小問 1: ジャマナ村についての本文によると、村の悲劇は誰の野心から始まったか。

本文:

------------------------------

【ルーマニア】赤い汚染湖と土砂の底に消えたジャマナ村

こんにちわ。わらびです。

まだまだ書くことはあるのだが、いまいちやる気が出ない。

久しぶりに過去の旅行の振り返りでもしようかなと思った次第。

そんなこんなで今回は、ルーマニアの廃村「ジャマナ村」について書こうと思った次第。

ジャマナ村とは?

トランシルヴァニアの奥地、アプセニ山脈の谷あいに「ジャマナ村」という小さな集落がありました。

けれども今、その場所は鉱山から流れ出す汚泥と汚水に沈み、地図の上から姿を消しています。

かつてそこにあった村

それが、いまの正しい呼び方です。

この村の悲劇は、銅の光に目を奪われたひとりの男の野心から始まりました。

その名は「ニコラエ・チャウシェスク」。かつてルーマニアを支配した独裁者として有名ですね。

第二次大戦後のルーマニアはソ連の衛星国でしたが、1960年代になるとチャウシェスクはソ連への依存を断ち切り、自立した社会主義国家を掲げました。

------------------------------

課題データ:
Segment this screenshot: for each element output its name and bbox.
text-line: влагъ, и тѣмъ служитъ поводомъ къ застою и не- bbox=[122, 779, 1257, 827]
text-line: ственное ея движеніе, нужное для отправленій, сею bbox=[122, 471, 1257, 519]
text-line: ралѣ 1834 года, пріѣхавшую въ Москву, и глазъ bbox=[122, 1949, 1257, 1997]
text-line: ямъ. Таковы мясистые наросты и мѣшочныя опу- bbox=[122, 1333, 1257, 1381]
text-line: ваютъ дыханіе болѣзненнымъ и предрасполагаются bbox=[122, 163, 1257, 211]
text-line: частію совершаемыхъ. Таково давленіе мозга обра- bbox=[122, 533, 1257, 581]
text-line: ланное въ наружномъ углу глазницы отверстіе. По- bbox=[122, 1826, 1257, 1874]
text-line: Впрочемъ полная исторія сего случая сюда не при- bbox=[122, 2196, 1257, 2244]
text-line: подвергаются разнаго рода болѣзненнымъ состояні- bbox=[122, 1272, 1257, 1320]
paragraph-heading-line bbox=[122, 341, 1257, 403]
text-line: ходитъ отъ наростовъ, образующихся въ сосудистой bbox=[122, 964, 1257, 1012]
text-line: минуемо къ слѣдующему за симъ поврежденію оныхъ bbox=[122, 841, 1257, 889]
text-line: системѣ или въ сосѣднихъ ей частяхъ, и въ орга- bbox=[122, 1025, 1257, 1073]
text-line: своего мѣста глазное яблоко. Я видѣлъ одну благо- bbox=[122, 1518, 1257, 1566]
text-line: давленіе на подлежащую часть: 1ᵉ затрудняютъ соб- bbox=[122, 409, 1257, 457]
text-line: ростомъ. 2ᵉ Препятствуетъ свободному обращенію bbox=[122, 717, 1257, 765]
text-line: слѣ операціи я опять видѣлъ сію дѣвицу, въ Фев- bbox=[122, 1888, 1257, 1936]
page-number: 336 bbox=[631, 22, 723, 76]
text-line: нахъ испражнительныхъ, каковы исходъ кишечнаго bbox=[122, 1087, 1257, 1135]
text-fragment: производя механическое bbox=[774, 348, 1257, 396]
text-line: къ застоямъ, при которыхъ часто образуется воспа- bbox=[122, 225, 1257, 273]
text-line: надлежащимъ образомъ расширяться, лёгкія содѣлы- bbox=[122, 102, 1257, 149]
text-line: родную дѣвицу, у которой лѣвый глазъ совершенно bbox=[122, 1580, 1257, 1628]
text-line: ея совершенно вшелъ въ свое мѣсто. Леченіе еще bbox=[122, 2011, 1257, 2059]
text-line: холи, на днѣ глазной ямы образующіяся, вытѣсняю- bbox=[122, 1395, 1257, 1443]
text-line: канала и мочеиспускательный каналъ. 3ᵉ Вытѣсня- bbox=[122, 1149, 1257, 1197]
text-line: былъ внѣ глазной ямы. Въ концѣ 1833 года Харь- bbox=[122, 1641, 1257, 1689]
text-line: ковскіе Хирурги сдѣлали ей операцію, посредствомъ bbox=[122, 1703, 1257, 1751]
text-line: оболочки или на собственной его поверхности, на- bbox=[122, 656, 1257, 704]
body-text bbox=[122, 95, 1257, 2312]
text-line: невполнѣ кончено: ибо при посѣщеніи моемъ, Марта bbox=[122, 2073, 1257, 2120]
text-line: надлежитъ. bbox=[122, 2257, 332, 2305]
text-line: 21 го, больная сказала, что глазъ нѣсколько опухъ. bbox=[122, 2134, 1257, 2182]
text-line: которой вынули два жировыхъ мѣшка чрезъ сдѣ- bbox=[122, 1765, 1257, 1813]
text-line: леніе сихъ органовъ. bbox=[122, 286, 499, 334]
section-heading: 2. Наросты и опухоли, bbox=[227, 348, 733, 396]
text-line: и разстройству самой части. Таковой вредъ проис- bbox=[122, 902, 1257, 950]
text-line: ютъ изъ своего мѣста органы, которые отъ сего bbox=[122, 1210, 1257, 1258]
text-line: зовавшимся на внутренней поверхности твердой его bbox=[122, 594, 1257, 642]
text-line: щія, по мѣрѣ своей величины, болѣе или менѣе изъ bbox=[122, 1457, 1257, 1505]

------------------------------

小問 2: 記録から文字列「сего」を含む行をすべて選び、そのまま書き写してください。

解答 1: ルーマニアを支配した独裁者ニコラエ・チャウシェスクの野心から始まった。

解答 2:
text-line: Впрочемъ полная исторія сего случая сюда не при- bbox=[122, 2196, 1257, 2244]
text-line: ютъ изъ своего мѣста органы, которые отъ сего bbox=[122, 1210, 1257, 1258]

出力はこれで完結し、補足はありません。